**Exercise objective:**
Every line of the records must be repeated exactly; pictures stay out.

**Data entries:**

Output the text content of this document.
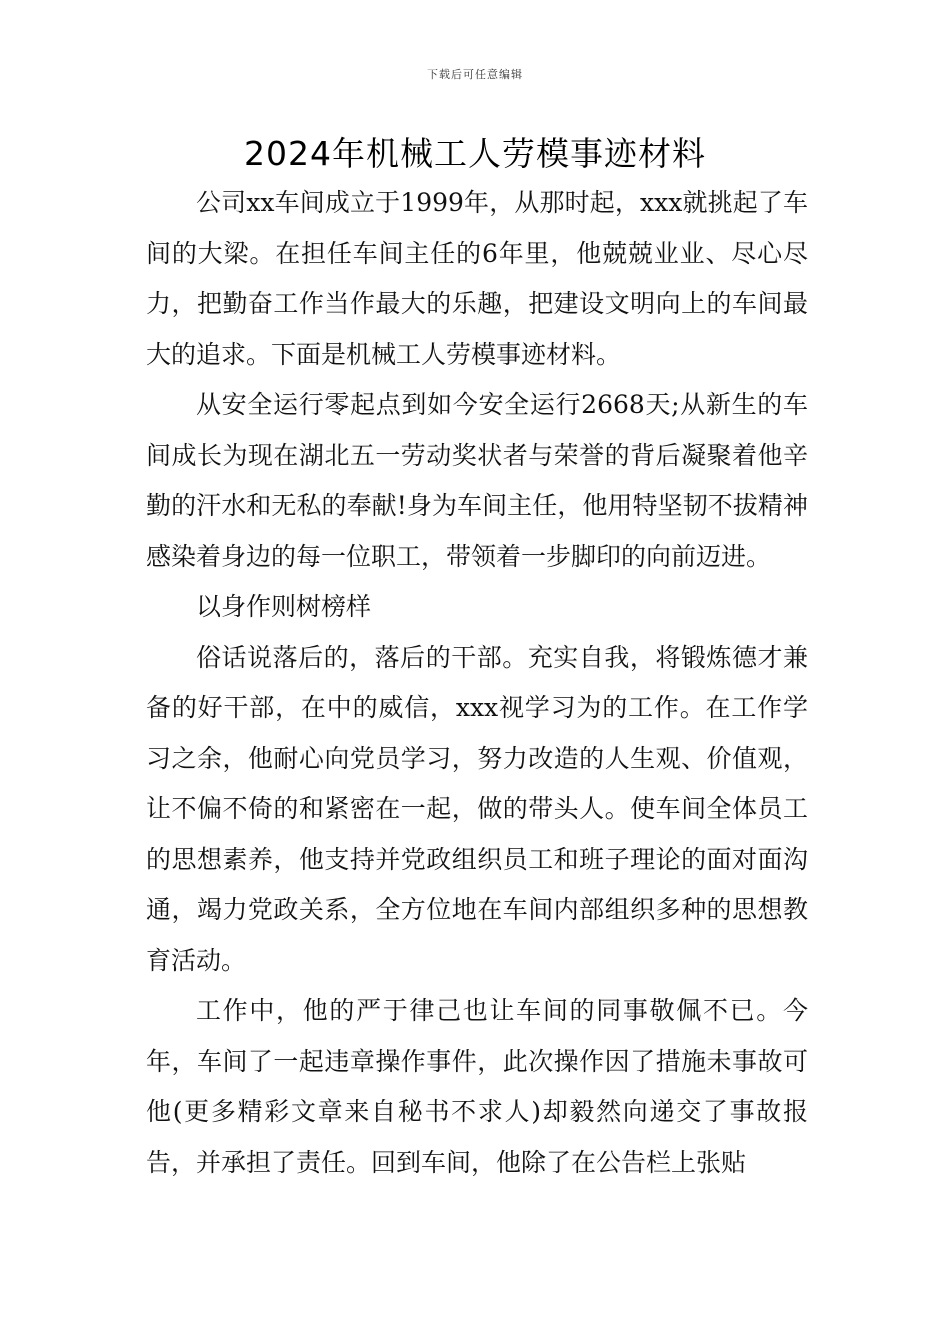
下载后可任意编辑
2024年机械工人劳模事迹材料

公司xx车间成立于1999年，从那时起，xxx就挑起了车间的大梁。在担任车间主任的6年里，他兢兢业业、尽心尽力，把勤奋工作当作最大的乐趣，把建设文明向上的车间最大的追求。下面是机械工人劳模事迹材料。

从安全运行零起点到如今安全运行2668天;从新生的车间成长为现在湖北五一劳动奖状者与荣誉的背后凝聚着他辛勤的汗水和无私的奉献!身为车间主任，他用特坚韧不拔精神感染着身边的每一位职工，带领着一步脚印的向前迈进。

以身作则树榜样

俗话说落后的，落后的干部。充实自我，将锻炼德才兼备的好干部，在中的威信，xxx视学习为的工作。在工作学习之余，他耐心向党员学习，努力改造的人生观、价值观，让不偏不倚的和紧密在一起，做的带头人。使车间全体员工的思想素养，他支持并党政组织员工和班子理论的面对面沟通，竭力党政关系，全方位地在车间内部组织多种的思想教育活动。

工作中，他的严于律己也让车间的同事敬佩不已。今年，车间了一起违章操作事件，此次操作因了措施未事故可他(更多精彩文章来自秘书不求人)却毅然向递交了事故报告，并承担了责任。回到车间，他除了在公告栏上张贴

**The reply:**
Output the text content of this document.
下载后可任意编辑
2024年机械工人劳模事迹材料

公司xx车间成立于1999年，从那时起，xxx就挑起了车间的大梁。在担任车间主任的6年里，他兢兢业业、尽心尽力，把勤奋工作当作最大的乐趣，把建设文明向上的车间最大的追求。下面是机械工人劳模事迹材料。

从安全运行零起点到如今安全运行2668天;从新生的车间成长为现在湖北五一劳动奖状者与荣誉的背后凝聚着他辛勤的汗水和无私的奉献!身为车间主任，他用特坚韧不拔精神感染着身边的每一位职工，带领着一步脚印的向前迈进。

以身作则树榜样

俗话说落后的，落后的干部。充实自我，将锻炼德才兼备的好干部，在中的威信，xxx视学习为的工作。在工作学习之余，他耐心向党员学习，努力改造的人生观、价值观，让不偏不倚的和紧密在一起，做的带头人。使车间全体员工的思想素养，他支持并党政组织员工和班子理论的面对面沟通，竭力党政关系，全方位地在车间内部组织多种的思想教育活动。

工作中，他的严于律己也让车间的同事敬佩不已。今年，车间了一起违章操作事件，此次操作因了措施未事故可他(更多精彩文章来自秘书不求人)却毅然向递交了事故报告，并承担了责任。回到车间，他除了在公告栏上张贴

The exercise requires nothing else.